> What is asked
Search the material for "Fragmentation" and show all lines that contain it.

> Data provided
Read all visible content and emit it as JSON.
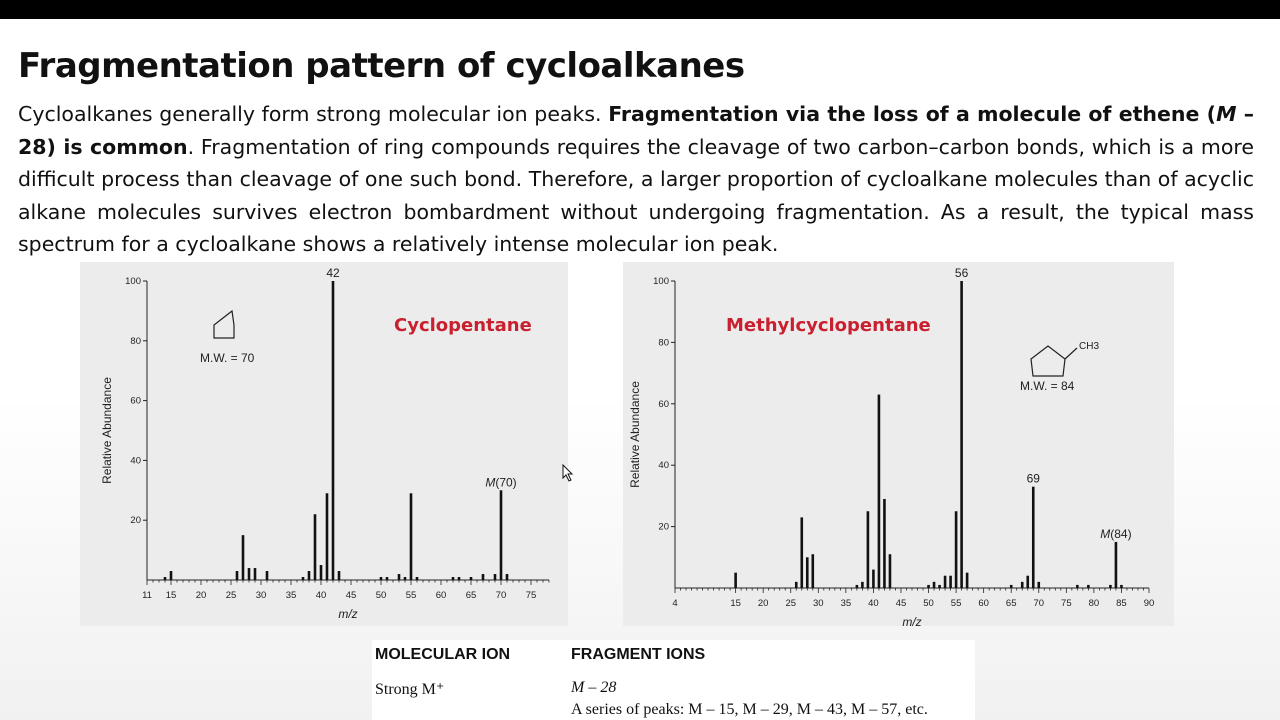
{
  "slide": {
    "title": "Fragmentation pattern of cycloalkanes",
    "paragraph": {
      "p1": "Cycloalkanes generally form strong molecular ion peaks. ",
      "p2_bold": "Fragmentation via the loss of a molecule of ethene (",
      "p2_italic": "M",
      "p2_bold_end": " – 28) is common",
      "p3": ". Fragmentation of ring compounds requires the cleavage of two carbon–carbon bonds, which is a more difficult process than cleavage of one such bond. Therefore, a larger proportion of cycloalkane molecules than of acyclic alkane molecules survives electron bombardment without undergoing fragmentation. As a result, the typical mass spectrum for a cycloalkane shows a relatively intense  molecular ion peak."
    }
  },
  "chart_data": [
    {
      "type": "bar",
      "compound_label": "Cyclopentane",
      "structure_label": "M.W. = 70",
      "xlabel": "m/z",
      "ylabel": "Relative Abundance",
      "xlim": [
        11,
        78
      ],
      "ylim": [
        0,
        100
      ],
      "xticks": [
        11,
        15,
        20,
        25,
        30,
        35,
        40,
        45,
        50,
        55,
        60,
        65,
        70,
        75
      ],
      "yticks": [
        20,
        40,
        60,
        80,
        100
      ],
      "peaks": [
        {
          "x": 14,
          "y": 1
        },
        {
          "x": 15,
          "y": 3
        },
        {
          "x": 26,
          "y": 3
        },
        {
          "x": 27,
          "y": 15
        },
        {
          "x": 28,
          "y": 4
        },
        {
          "x": 29,
          "y": 4
        },
        {
          "x": 31,
          "y": 3
        },
        {
          "x": 37,
          "y": 1
        },
        {
          "x": 38,
          "y": 3
        },
        {
          "x": 39,
          "y": 22
        },
        {
          "x": 40,
          "y": 5
        },
        {
          "x": 41,
          "y": 29
        },
        {
          "x": 42,
          "y": 100
        },
        {
          "x": 43,
          "y": 3
        },
        {
          "x": 50,
          "y": 1
        },
        {
          "x": 51,
          "y": 1
        },
        {
          "x": 53,
          "y": 2
        },
        {
          "x": 54,
          "y": 1
        },
        {
          "x": 55,
          "y": 29
        },
        {
          "x": 56,
          "y": 1
        },
        {
          "x": 62,
          "y": 1
        },
        {
          "x": 63,
          "y": 1
        },
        {
          "x": 65,
          "y": 1
        },
        {
          "x": 67,
          "y": 2
        },
        {
          "x": 69,
          "y": 2
        },
        {
          "x": 70,
          "y": 30
        },
        {
          "x": 71,
          "y": 2
        }
      ],
      "peak_labels": [
        {
          "x": 42,
          "text": "42"
        },
        {
          "x": 70,
          "text_italic": "M",
          "text": "(70)"
        }
      ]
    },
    {
      "type": "bar",
      "compound_label": "Methylcyclopentane",
      "structure_label": "M.W. = 84",
      "structure_group": "CH3",
      "xlabel": "m/z",
      "ylabel": "Relative Abundance",
      "xlim": [
        4,
        90
      ],
      "ylim": [
        0,
        100
      ],
      "xticks": [
        4,
        15,
        20,
        25,
        30,
        35,
        40,
        45,
        50,
        55,
        60,
        65,
        70,
        75,
        80,
        85,
        90
      ],
      "yticks": [
        20,
        40,
        60,
        80,
        100
      ],
      "peaks": [
        {
          "x": 15,
          "y": 5
        },
        {
          "x": 26,
          "y": 2
        },
        {
          "x": 27,
          "y": 23
        },
        {
          "x": 28,
          "y": 10
        },
        {
          "x": 29,
          "y": 11
        },
        {
          "x": 37,
          "y": 1
        },
        {
          "x": 38,
          "y": 2
        },
        {
          "x": 39,
          "y": 25
        },
        {
          "x": 40,
          "y": 6
        },
        {
          "x": 41,
          "y": 63
        },
        {
          "x": 42,
          "y": 29
        },
        {
          "x": 43,
          "y": 11
        },
        {
          "x": 50,
          "y": 1
        },
        {
          "x": 51,
          "y": 2
        },
        {
          "x": 52,
          "y": 1
        },
        {
          "x": 53,
          "y": 4
        },
        {
          "x": 54,
          "y": 4
        },
        {
          "x": 55,
          "y": 25
        },
        {
          "x": 56,
          "y": 100
        },
        {
          "x": 57,
          "y": 5
        },
        {
          "x": 65,
          "y": 1
        },
        {
          "x": 67,
          "y": 2
        },
        {
          "x": 68,
          "y": 4
        },
        {
          "x": 69,
          "y": 33
        },
        {
          "x": 70,
          "y": 2
        },
        {
          "x": 77,
          "y": 1
        },
        {
          "x": 79,
          "y": 1
        },
        {
          "x": 83,
          "y": 1
        },
        {
          "x": 84,
          "y": 15
        },
        {
          "x": 85,
          "y": 1
        }
      ],
      "peak_labels": [
        {
          "x": 56,
          "text": "56"
        },
        {
          "x": 69,
          "text": "69"
        },
        {
          "x": 84,
          "text_italic": "M",
          "text": "(84)"
        }
      ]
    }
  ],
  "table": {
    "headers": [
      "MOLECULAR ION",
      "FRAGMENT IONS"
    ],
    "row1": {
      "col1": "Strong M⁺",
      "col2": "M – 28"
    },
    "row2": {
      "col2": "A series of peaks: M – 15, M – 29, M – 43, M – 57, etc."
    }
  }
}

> Written solution
    "title": "Fragmentation pattern of cycloalkanes",
      "p2_bold": "Fragmentation via the loss of a molecule of ethene (",
      "p3": ". Fragmentation of ring compounds requires the cleavage of two carbon–carbon bonds, which is a more difficult process than cleavage of one such bond. Therefore, a larger proportion of cycloalkane molecules than of acyclic alkane molecules survives electron bombardment without undergoing fragmentation. As a result, the typical mass spectrum for a cycloalkane shows a relatively intense  molecular ion peak."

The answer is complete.